Given exercise:
Copy each line of the records that contains the word "example".

Data items
#####

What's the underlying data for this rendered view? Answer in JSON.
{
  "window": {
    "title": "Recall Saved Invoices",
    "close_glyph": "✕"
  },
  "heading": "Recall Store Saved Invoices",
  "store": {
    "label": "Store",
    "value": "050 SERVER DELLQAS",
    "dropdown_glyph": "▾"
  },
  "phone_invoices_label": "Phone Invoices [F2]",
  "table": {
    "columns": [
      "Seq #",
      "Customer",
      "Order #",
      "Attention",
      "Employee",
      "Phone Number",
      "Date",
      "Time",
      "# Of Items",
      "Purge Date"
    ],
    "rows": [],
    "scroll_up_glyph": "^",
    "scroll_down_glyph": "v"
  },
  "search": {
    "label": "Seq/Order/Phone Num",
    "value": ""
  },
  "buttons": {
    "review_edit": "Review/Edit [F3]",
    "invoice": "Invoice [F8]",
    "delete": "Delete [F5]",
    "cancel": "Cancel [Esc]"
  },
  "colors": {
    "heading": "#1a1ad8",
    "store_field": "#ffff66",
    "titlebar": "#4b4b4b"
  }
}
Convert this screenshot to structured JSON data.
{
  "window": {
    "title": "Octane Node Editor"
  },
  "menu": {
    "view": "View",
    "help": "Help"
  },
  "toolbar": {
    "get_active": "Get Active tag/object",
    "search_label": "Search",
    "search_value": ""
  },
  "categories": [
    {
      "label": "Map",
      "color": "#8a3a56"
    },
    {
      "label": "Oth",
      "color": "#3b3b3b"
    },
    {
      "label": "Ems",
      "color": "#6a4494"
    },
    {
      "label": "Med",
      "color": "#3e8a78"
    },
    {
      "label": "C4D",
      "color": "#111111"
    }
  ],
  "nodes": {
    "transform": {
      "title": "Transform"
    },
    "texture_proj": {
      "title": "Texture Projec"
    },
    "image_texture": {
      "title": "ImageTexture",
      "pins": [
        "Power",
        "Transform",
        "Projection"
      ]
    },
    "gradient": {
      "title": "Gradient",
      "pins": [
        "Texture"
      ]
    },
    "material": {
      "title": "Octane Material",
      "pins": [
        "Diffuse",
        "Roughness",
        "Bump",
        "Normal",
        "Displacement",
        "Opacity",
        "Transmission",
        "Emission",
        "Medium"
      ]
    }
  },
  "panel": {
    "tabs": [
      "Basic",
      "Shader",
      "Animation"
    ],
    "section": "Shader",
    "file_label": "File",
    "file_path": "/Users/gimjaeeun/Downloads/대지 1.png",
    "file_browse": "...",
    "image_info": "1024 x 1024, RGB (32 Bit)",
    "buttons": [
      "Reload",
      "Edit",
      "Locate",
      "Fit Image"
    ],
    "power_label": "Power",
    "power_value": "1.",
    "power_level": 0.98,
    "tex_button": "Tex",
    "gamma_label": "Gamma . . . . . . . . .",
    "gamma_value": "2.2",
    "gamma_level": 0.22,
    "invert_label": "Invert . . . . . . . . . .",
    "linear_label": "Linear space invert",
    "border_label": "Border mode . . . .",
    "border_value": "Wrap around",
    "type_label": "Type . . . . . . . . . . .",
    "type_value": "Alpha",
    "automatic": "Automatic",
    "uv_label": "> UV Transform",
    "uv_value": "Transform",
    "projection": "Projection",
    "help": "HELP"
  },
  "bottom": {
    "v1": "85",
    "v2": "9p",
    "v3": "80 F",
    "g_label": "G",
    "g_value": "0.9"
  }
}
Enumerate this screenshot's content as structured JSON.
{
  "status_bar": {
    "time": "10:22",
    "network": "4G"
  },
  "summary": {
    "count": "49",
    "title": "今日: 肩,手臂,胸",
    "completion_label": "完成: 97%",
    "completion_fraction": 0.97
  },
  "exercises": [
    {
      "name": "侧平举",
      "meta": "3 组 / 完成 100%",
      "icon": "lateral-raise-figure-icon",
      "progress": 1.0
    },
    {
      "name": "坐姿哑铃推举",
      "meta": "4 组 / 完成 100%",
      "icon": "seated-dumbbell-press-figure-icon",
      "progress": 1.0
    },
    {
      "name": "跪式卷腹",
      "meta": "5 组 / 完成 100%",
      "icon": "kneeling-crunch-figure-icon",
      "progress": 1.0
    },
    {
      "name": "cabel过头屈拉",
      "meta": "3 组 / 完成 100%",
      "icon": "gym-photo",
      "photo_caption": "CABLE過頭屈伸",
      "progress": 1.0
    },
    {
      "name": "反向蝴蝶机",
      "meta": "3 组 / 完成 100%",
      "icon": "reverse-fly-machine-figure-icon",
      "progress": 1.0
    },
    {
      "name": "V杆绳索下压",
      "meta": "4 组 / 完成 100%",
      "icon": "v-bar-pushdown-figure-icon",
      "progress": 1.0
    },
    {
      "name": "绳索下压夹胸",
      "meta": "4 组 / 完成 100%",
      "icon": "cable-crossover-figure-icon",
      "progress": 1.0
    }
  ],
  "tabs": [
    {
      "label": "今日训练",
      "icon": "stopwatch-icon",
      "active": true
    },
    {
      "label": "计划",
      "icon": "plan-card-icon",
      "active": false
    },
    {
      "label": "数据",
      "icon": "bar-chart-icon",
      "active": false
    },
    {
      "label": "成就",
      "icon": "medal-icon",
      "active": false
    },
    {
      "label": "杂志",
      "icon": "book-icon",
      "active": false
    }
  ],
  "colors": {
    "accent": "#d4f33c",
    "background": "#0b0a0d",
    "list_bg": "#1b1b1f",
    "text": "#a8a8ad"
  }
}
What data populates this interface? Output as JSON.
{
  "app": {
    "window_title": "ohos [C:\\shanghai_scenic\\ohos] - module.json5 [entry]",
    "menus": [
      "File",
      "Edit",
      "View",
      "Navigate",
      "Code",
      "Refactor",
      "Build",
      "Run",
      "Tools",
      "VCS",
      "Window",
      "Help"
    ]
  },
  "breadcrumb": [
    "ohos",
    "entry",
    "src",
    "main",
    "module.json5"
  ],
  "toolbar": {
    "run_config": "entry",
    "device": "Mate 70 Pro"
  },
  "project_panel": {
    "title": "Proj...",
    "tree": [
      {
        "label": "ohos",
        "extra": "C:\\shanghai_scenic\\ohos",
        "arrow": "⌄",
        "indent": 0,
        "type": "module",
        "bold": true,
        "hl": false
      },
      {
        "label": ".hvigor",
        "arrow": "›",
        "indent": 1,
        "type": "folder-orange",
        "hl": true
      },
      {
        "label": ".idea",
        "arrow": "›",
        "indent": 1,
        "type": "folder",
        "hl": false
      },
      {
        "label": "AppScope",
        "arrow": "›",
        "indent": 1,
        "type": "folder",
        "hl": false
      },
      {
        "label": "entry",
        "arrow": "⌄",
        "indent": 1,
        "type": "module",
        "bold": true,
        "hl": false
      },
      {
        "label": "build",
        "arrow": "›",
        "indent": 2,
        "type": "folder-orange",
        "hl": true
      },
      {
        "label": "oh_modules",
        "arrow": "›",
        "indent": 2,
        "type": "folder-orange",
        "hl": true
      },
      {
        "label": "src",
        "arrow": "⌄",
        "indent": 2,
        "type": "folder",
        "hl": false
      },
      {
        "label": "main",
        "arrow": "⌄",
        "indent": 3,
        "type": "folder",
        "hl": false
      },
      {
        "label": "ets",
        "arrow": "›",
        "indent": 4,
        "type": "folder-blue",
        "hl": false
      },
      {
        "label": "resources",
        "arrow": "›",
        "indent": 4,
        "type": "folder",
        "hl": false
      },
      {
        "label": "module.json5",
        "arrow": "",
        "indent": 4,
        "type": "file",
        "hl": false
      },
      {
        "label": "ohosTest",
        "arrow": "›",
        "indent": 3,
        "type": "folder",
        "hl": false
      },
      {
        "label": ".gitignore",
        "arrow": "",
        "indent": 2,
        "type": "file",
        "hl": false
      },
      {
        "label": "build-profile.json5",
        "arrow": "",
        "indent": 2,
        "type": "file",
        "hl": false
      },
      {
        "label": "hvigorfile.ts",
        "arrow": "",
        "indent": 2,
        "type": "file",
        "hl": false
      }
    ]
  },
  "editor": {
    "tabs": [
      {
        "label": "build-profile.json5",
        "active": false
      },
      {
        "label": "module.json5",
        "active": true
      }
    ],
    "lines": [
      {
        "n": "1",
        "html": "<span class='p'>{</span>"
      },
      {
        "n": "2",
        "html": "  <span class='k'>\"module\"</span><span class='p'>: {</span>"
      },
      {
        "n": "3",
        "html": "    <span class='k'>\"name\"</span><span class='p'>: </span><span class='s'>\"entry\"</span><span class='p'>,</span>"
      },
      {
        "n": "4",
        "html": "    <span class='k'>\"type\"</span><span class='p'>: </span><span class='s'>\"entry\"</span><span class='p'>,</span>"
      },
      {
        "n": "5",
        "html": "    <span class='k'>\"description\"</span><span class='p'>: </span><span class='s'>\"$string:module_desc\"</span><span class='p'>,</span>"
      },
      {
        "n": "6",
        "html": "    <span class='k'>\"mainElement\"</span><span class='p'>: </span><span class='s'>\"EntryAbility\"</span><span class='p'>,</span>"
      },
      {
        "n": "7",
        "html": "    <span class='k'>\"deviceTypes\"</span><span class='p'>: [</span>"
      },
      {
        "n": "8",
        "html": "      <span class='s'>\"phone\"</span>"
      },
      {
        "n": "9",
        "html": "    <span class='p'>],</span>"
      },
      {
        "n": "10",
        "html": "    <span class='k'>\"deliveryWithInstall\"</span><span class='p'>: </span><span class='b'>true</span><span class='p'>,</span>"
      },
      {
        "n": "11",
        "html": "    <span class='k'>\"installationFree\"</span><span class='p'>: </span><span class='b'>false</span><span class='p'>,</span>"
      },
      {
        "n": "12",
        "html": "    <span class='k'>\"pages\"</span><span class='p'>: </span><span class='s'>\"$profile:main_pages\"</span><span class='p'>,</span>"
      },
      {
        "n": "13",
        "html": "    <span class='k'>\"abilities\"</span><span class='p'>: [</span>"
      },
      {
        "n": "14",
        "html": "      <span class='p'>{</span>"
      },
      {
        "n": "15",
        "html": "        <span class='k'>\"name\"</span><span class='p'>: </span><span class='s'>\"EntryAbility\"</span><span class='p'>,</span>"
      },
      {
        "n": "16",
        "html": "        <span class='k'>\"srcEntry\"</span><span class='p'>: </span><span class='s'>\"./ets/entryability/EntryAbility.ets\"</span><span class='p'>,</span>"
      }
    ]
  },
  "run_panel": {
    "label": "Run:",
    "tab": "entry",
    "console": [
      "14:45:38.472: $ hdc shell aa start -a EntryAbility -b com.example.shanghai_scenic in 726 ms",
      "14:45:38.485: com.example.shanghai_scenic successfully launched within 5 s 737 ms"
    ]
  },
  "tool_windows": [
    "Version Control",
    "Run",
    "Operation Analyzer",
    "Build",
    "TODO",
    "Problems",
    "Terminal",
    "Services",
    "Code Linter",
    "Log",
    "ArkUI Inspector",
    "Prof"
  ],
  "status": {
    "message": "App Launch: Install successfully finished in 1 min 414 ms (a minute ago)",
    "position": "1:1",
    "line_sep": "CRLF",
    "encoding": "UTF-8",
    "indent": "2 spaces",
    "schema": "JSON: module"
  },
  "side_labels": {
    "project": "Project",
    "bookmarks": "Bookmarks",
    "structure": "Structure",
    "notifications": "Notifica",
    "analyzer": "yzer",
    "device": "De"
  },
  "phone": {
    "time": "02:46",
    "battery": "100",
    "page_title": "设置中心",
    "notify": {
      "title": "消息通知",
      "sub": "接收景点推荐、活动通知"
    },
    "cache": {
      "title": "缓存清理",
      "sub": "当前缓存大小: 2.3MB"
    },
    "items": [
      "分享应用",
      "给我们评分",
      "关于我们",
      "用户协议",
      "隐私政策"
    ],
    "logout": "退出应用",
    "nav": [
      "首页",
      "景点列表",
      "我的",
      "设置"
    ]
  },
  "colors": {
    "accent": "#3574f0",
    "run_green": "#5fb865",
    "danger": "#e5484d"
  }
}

#####

Task answer:
      "14:45:38.472: $ hdc shell aa start -a EntryAbility -b com.example.shanghai_scenic in 726 ms",
      "14:45:38.485: com.example.shanghai_scenic successfully launched within 5 s 737 ms"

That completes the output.